──────── GIVEN INFORMATION

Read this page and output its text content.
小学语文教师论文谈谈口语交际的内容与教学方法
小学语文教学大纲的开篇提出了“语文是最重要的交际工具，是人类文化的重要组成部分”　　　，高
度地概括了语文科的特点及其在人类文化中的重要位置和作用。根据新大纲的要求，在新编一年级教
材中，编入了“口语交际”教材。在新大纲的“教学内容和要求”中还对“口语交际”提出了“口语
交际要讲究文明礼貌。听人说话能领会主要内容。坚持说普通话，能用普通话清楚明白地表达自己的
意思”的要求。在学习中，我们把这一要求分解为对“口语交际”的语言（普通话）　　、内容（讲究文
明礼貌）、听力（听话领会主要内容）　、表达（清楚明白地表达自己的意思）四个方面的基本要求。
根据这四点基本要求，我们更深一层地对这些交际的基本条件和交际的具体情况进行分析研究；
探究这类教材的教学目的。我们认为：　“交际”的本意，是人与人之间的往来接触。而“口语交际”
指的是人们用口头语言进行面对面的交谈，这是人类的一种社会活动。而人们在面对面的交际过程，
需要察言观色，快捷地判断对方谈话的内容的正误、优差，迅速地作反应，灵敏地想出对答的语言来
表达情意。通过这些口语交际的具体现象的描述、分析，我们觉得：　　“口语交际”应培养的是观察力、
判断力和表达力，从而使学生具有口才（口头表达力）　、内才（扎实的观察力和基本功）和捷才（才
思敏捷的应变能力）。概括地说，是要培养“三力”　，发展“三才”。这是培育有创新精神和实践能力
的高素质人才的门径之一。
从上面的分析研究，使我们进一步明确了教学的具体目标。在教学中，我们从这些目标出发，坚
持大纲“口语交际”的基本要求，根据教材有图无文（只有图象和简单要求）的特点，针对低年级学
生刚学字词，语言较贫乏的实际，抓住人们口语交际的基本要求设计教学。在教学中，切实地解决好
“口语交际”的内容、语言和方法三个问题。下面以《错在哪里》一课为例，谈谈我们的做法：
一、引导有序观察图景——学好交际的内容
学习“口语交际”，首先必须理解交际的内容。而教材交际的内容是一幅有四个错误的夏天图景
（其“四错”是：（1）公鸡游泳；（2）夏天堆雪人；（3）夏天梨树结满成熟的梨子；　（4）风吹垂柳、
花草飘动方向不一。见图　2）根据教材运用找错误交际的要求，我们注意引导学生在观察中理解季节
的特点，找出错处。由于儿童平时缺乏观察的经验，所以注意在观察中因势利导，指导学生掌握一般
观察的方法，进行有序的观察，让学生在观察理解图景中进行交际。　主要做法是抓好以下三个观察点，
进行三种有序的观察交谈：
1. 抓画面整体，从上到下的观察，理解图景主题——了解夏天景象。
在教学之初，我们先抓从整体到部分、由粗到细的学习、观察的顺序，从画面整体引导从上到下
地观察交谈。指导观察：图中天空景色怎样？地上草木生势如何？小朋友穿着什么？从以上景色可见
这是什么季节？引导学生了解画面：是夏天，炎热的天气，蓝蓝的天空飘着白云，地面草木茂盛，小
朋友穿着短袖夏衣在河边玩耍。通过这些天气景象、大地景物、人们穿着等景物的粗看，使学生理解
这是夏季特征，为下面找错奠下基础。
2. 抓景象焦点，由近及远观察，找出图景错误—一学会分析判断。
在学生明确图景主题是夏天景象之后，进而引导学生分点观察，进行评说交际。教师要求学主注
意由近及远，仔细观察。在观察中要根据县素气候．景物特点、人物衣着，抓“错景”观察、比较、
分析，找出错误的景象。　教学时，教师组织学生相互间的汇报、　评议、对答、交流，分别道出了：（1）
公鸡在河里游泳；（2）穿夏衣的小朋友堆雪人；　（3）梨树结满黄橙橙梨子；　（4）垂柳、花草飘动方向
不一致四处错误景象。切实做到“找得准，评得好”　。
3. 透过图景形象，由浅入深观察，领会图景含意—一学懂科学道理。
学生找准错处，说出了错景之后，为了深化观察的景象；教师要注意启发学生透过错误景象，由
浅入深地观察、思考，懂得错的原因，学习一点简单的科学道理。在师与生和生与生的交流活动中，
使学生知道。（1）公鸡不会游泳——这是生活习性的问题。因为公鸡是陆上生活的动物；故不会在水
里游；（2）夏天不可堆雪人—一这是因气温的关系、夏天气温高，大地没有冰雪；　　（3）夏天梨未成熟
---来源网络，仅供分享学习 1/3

────────────────

→ **TASK DESCRIPTION**
Type the whole listing again, unaltered.

→ **OUTPUT OF THE TASK**
Read this page and output its text content.
小学语文教师论文谈谈口语交际的内容与教学方法
小学语文教学大纲的开篇提出了“语文是最重要的交际工具，是人类文化的重要组成部分”　　　，高
度地概括了语文科的特点及其在人类文化中的重要位置和作用。根据新大纲的要求，在新编一年级教
材中，编入了“口语交际”教材。在新大纲的“教学内容和要求”中还对“口语交际”提出了“口语
交际要讲究文明礼貌。听人说话能领会主要内容。坚持说普通话，能用普通话清楚明白地表达自己的
意思”的要求。在学习中，我们把这一要求分解为对“口语交际”的语言（普通话）　　、内容（讲究文
明礼貌）、听力（听话领会主要内容）　、表达（清楚明白地表达自己的意思）四个方面的基本要求。
根据这四点基本要求，我们更深一层地对这些交际的基本条件和交际的具体情况进行分析研究；
探究这类教材的教学目的。我们认为：　“交际”的本意，是人与人之间的往来接触。而“口语交际”
指的是人们用口头语言进行面对面的交谈，这是人类的一种社会活动。而人们在面对面的交际过程，
需要察言观色，快捷地判断对方谈话的内容的正误、优差，迅速地作反应，灵敏地想出对答的语言来
表达情意。通过这些口语交际的具体现象的描述、分析，我们觉得：　　“口语交际”应培养的是观察力、
判断力和表达力，从而使学生具有口才（口头表达力）　、内才（扎实的观察力和基本功）和捷才（才
思敏捷的应变能力）。概括地说，是要培养“三力”　，发展“三才”。这是培育有创新精神和实践能力
的高素质人才的门径之一。
从上面的分析研究，使我们进一步明确了教学的具体目标。在教学中，我们从这些目标出发，坚
持大纲“口语交际”的基本要求，根据教材有图无文（只有图象和简单要求）的特点，针对低年级学
生刚学字词，语言较贫乏的实际，抓住人们口语交际的基本要求设计教学。在教学中，切实地解决好
“口语交际”的内容、语言和方法三个问题。下面以《错在哪里》一课为例，谈谈我们的做法：
一、引导有序观察图景——学好交际的内容
学习“口语交际”，首先必须理解交际的内容。而教材交际的内容是一幅有四个错误的夏天图景
（其“四错”是：（1）公鸡游泳；（2）夏天堆雪人；（3）夏天梨树结满成熟的梨子；　（4）风吹垂柳、
花草飘动方向不一。见图　2）根据教材运用找错误交际的要求，我们注意引导学生在观察中理解季节
的特点，找出错处。由于儿童平时缺乏观察的经验，所以注意在观察中因势利导，指导学生掌握一般
观察的方法，进行有序的观察，让学生在观察理解图景中进行交际。　主要做法是抓好以下三个观察点，
进行三种有序的观察交谈：
1. 抓画面整体，从上到下的观察，理解图景主题——了解夏天景象。
在教学之初，我们先抓从整体到部分、由粗到细的学习、观察的顺序，从画面整体引导从上到下
地观察交谈。指导观察：图中天空景色怎样？地上草木生势如何？小朋友穿着什么？从以上景色可见
这是什么季节？引导学生了解画面：是夏天，炎热的天气，蓝蓝的天空飘着白云，地面草木茂盛，小
朋友穿着短袖夏衣在河边玩耍。通过这些天气景象、大地景物、人们穿着等景物的粗看，使学生理解
这是夏季特征，为下面找错奠下基础。
2. 抓景象焦点，由近及远观察，找出图景错误—一学会分析判断。
在学生明确图景主题是夏天景象之后，进而引导学生分点观察，进行评说交际。教师要求学主注
意由近及远，仔细观察。在观察中要根据县素气候．景物特点、人物衣着，抓“错景”观察、比较、
分析，找出错误的景象。　教学时，教师组织学生相互间的汇报、　评议、对答、交流，分别道出了：（1）
公鸡在河里游泳；（2）穿夏衣的小朋友堆雪人；　（3）梨树结满黄橙橙梨子；　（4）垂柳、花草飘动方向
不一致四处错误景象。切实做到“找得准，评得好”　。
3. 透过图景形象，由浅入深观察，领会图景含意—一学懂科学道理。
学生找准错处，说出了错景之后，为了深化观察的景象；教师要注意启发学生透过错误景象，由
浅入深地观察、思考，懂得错的原因，学习一点简单的科学道理。在师与生和生与生的交流活动中，
使学生知道。（1）公鸡不会游泳——这是生活习性的问题。因为公鸡是陆上生活的动物；故不会在水
里游；（2）夏天不可堆雪人—一这是因气温的关系、夏天气温高，大地没有冰雪；　　（3）夏天梨未成熟
---来源网络，仅供分享学习 1/3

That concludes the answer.